Description of the task – Retype the material below. Keep every word exactly as it is.

Figure collection entries

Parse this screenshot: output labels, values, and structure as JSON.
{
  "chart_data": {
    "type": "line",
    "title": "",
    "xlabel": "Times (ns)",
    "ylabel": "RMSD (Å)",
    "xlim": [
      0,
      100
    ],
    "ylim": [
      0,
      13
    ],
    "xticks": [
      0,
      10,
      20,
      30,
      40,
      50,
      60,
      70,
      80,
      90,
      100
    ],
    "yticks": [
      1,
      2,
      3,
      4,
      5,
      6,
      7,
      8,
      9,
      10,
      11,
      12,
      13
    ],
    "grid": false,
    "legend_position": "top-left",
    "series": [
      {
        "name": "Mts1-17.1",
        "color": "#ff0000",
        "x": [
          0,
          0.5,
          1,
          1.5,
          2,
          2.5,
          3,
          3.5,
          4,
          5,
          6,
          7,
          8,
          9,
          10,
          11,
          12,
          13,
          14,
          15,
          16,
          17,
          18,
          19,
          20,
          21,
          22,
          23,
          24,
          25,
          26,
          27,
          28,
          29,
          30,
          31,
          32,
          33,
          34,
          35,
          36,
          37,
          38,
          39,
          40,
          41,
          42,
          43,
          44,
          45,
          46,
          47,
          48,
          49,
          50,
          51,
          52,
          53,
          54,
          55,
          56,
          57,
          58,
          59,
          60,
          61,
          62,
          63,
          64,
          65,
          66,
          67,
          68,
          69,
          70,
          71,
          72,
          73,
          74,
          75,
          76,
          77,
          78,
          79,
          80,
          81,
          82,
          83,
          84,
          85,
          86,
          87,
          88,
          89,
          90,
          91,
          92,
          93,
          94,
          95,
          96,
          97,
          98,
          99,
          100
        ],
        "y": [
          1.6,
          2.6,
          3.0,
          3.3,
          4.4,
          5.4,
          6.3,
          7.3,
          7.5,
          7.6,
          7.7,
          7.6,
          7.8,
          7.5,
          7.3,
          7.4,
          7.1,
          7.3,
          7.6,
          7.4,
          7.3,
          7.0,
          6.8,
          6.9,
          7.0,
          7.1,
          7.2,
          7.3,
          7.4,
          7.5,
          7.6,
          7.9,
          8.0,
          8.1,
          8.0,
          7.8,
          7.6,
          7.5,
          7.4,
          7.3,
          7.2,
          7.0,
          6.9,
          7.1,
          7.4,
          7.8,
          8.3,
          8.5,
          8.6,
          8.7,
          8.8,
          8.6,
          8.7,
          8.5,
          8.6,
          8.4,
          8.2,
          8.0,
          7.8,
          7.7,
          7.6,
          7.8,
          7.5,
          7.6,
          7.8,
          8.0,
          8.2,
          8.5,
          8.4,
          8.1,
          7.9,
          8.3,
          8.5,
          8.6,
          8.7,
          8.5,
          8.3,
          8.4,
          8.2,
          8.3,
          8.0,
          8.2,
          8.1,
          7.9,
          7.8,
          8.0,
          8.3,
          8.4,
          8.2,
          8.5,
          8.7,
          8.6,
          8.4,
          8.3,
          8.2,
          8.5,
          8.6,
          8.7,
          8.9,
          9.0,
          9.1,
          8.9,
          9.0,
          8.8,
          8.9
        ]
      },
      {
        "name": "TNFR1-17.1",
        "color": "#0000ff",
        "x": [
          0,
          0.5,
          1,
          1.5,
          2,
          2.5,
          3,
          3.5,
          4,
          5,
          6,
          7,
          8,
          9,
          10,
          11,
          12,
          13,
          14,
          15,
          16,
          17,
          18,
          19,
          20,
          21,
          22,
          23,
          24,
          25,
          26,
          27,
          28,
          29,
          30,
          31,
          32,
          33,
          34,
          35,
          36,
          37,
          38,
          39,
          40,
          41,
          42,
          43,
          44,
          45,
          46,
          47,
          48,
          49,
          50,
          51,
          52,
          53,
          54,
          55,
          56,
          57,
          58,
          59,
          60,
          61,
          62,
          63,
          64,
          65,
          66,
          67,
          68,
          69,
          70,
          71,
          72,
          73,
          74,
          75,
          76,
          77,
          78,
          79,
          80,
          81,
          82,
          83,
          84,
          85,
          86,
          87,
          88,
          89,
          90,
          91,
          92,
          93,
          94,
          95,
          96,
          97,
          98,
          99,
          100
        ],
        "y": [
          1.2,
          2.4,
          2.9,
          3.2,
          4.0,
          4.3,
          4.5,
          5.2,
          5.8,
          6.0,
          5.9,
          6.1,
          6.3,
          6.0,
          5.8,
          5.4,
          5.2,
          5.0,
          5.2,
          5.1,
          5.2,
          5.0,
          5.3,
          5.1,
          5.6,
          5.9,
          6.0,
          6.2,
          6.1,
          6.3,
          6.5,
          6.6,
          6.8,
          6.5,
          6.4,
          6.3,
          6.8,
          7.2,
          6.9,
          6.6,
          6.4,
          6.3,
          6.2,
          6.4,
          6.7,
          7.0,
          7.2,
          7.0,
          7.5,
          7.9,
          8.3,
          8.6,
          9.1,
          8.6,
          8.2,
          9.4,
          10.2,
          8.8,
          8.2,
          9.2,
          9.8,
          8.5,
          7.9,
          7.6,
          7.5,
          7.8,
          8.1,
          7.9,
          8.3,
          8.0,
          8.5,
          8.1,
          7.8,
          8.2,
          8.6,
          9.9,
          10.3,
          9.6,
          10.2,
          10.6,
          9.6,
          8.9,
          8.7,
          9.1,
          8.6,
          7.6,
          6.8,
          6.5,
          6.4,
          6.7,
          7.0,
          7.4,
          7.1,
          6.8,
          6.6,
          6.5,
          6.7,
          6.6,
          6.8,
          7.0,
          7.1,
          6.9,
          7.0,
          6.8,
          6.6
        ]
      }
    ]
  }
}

Task output –
Parse this screenshot: output labels, values, and structure as JSON.
{
  "chart_data": {
    "type": "line",
    "title": "",
    "xlabel": "Times (ns)",
    "ylabel": "RMSD (Å)",
    "xlim": [
      0,
      100
    ],
    "ylim": [
      0,
      13
    ],
    "xticks": [
      0,
      10,
      20,
      30,
      40,
      50,
      60,
      70,
      80,
      90,
      100
    ],
    "yticks": [
      1,
      2,
      3,
      4,
      5,
      6,
      7,
      8,
      9,
      10,
      11,
      12,
      13
    ],
    "grid": false,
    "legend_position": "top-left",
    "series": [
      {
        "name": "Mts1-17.1",
        "color": "#ff0000",
        "x": [
          0,
          0.5,
          1,
          1.5,
          2,
          2.5,
          3,
          3.5,
          4,
          5,
          6,
          7,
          8,
          9,
          10,
          11,
          12,
          13,
          14,
          15,
          16,
          17,
          18,
          19,
          20,
          21,
          22,
          23,
          24,
          25,
          26,
          27,
          28,
          29,
          30,
          31,
          32,
          33,
          34,
          35,
          36,
          37,
          38,
          39,
          40,
          41,
          42,
          43,
          44,
          45,
          46,
          47,
          48,
          49,
          50,
          51,
          52,
          53,
          54,
          55,
          56,
          57,
          58,
          59,
          60,
          61,
          62,
          63,
          64,
          65,
          66,
          67,
          68,
          69,
          70,
          71,
          72,
          73,
          74,
          75,
          76,
          77,
          78,
          79,
          80,
          81,
          82,
          83,
          84,
          85,
          86,
          87,
          88,
          89,
          90,
          91,
          92,
          93,
          94,
          95,
          96,
          97,
          98,
          99,
          100
        ],
        "y": [
          1.6,
          2.6,
          3.0,
          3.3,
          4.4,
          5.4,
          6.3,
          7.3,
          7.5,
          7.6,
          7.7,
          7.6,
          7.8,
          7.5,
          7.3,
          7.4,
          7.1,
          7.3,
          7.6,
          7.4,
          7.3,
          7.0,
          6.8,
          6.9,
          7.0,
          7.1,
          7.2,
          7.3,
          7.4,
          7.5,
          7.6,
          7.9,
          8.0,
          8.1,
          8.0,
          7.8,
          7.6,
          7.5,
          7.4,
          7.3,
          7.2,
          7.0,
          6.9,
          7.1,
          7.4,
          7.8,
          8.3,
          8.5,
          8.6,
          8.7,
          8.8,
          8.6,
          8.7,
          8.5,
          8.6,
          8.4,
          8.2,
          8.0,
          7.8,
          7.7,
          7.6,
          7.8,
          7.5,
          7.6,
          7.8,
          8.0,
          8.2,
          8.5,
          8.4,
          8.1,
          7.9,
          8.3,
          8.5,
          8.6,
          8.7,
          8.5,
          8.3,
          8.4,
          8.2,
          8.3,
          8.0,
          8.2,
          8.1,
          7.9,
          7.8,
          8.0,
          8.3,
          8.4,
          8.2,
          8.5,
          8.7,
          8.6,
          8.4,
          8.3,
          8.2,
          8.5,
          8.6,
          8.7,
          8.9,
          9.0,
          9.1,
          8.9,
          9.0,
          8.8,
          8.9
        ]
      },
      {
        "name": "TNFR1-17.1",
        "color": "#0000ff",
        "x": [
          0,
          0.5,
          1,
          1.5,
          2,
          2.5,
          3,
          3.5,
          4,
          5,
          6,
          7,
          8,
          9,
          10,
          11,
          12,
          13,
          14,
          15,
          16,
          17,
          18,
          19,
          20,
          21,
          22,
          23,
          24,
          25,
          26,
          27,
          28,
          29,
          30,
          31,
          32,
          33,
          34,
          35,
          36,
          37,
          38,
          39,
          40,
          41,
          42,
          43,
          44,
          45,
          46,
          47,
          48,
          49,
          50,
          51,
          52,
          53,
          54,
          55,
          56,
          57,
          58,
          59,
          60,
          61,
          62,
          63,
          64,
          65,
          66,
          67,
          68,
          69,
          70,
          71,
          72,
          73,
          74,
          75,
          76,
          77,
          78,
          79,
          80,
          81,
          82,
          83,
          84,
          85,
          86,
          87,
          88,
          89,
          90,
          91,
          92,
          93,
          94,
          95,
          96,
          97,
          98,
          99,
          100
        ],
        "y": [
          1.2,
          2.4,
          2.9,
          3.2,
          4.0,
          4.3,
          4.5,
          5.2,
          5.8,
          6.0,
          5.9,
          6.1,
          6.3,
          6.0,
          5.8,
          5.4,
          5.2,
          5.0,
          5.2,
          5.1,
          5.2,
          5.0,
          5.3,
          5.1,
          5.6,
          5.9,
          6.0,
          6.2,
          6.1,
          6.3,
          6.5,
          6.6,
          6.8,
          6.5,
          6.4,
          6.3,
          6.8,
          7.2,
          6.9,
          6.6,
          6.4,
          6.3,
          6.2,
          6.4,
          6.7,
          7.0,
          7.2,
          7.0,
          7.5,
          7.9,
          8.3,
          8.6,
          9.1,
          8.6,
          8.2,
          9.4,
          10.2,
          8.8,
          8.2,
          9.2,
          9.8,
          8.5,
          7.9,
          7.6,
          7.5,
          7.8,
          8.1,
          7.9,
          8.3,
          8.0,
          8.5,
          8.1,
          7.8,
          8.2,
          8.6,
          9.9,
          10.3,
          9.6,
          10.2,
          10.6,
          9.6,
          8.9,
          8.7,
          9.1,
          8.6,
          7.6,
          6.8,
          6.5,
          6.4,
          6.7,
          7.0,
          7.4,
          7.1,
          6.8,
          6.6,
          6.5,
          6.7,
          6.6,
          6.8,
          7.0,
          7.1,
          6.9,
          7.0,
          6.8,
          6.6
        ]
      }
    ]
  }
}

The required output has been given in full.